EXTRACT →
◆ ◆ ◆ ◆ ◆
In coming months, the Alaska Department of Fish and Game will feature a gallery of trail camera images on its new website, and submissions are welcome. The gallery will showcase images by the public as well as researchers. See the related article for more information.
Trail cameras have come a long way from the early battery-draining film cameras. The resolution of images and the memory capacity have steadily improved, and batteries are much longer lasting. Today cameras range from about $50 to about $700. High end cameras feature faster trigger speed – the delay between the motion sensor detecting an animal and triggering the shutter (this can be several seconds); better recovery between shots (one to six seconds as the camera processes and stores an image and recharges the flash); flash for night shots in either infrared (invisible to the animals but renders in black-and-white) or LED flash (strobes are almost obsolete); sturdier case and of course, a better quality image.
Researcher Diana Raper has “camera-trapped” wolves, black and brown bears, coyotes, eagles, ravens, marten, and moose. A graduate student at Oregon State University, Raper is working with Alaska Fish and Game to monitor scavenging at large mammal carcasses in the Gustavus Forelands-Glacier Bay ecosystem of Southeast Alaska. She said trail cameras are providing insights into this aspect of food web dynamics that typically receives little attention.
“As a research tool, trail cameras provide researchers opportunities to catch glimpses into the lives of animals like never before,” she said. “We are learning about the different species that utilize these resources, the timing of scavenger arrival at carcasses, and how long the carrion of the different species persists and serves as a resource for the scavenger community.”
◆ ◆ ◆ ◆ ◆
INFORMATION SHOWN →
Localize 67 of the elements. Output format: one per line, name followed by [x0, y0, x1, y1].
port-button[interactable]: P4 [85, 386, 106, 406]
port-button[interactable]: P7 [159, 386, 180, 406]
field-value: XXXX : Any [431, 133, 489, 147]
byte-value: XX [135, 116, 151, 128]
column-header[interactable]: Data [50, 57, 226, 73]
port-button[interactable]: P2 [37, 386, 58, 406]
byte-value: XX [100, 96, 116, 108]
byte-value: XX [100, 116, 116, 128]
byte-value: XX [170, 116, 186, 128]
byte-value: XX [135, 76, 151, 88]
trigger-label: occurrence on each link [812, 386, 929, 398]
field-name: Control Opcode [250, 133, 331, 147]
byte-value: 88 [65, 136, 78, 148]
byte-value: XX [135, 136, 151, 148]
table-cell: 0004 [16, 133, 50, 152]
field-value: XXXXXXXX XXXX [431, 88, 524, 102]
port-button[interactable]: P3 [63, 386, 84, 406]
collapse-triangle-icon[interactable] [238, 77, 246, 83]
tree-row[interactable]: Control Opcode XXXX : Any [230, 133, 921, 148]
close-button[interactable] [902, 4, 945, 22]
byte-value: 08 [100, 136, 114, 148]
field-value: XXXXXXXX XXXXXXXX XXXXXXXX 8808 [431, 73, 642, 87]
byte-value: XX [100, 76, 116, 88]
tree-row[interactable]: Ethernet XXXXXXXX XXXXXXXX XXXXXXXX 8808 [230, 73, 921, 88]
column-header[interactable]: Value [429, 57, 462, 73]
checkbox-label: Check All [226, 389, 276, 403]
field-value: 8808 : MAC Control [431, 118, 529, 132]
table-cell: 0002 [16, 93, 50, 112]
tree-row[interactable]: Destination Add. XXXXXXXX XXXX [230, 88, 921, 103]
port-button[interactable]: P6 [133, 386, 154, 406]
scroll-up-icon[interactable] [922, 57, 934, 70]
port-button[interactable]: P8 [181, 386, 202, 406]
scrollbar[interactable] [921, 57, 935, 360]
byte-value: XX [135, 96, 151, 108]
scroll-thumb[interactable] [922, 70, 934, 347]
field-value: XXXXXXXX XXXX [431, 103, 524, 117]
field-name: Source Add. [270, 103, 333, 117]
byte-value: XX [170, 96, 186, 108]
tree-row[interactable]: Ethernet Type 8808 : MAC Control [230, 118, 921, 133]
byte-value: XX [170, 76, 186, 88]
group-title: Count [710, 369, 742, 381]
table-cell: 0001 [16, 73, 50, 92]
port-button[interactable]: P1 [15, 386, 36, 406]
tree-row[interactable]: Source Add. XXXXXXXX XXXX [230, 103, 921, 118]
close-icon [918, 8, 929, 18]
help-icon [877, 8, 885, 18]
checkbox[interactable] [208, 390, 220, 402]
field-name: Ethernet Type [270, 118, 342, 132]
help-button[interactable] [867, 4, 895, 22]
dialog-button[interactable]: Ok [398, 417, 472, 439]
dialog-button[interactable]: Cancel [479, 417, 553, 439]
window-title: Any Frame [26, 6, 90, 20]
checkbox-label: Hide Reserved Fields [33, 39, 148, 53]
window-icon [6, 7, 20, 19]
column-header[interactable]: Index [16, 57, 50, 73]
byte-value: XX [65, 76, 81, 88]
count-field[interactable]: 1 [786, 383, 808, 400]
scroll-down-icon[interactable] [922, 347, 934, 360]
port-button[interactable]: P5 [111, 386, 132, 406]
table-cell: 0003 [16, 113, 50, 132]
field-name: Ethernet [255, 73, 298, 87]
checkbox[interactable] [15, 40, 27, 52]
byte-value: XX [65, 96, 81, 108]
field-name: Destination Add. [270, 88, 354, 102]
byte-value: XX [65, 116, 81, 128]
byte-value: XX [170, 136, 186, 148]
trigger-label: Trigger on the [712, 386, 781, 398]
◆ ◆ ◆ ◆ ◆
THE TASK → Reproduce everything from "Researcher Diana Raper" down to "receives little attention." in the trail camera article, replacing "scavenging" with "carrion feeding".

WRITTEN SOLUTION →
Researcher Diana Raper has “camera-trapped” wolves, black and brown bears, coyotes, eagles, ravens, marten, and moose. A graduate student at Oregon State University, Raper is working with Alaska Fish and Game to monitor carrion feeding at large mammal carcasses in the Gustavus Forelands-Glacier Bay ecosystem of Southeast Alaska. She said trail cameras are providing insights into this aspect of food web dynamics that typically receives little attention.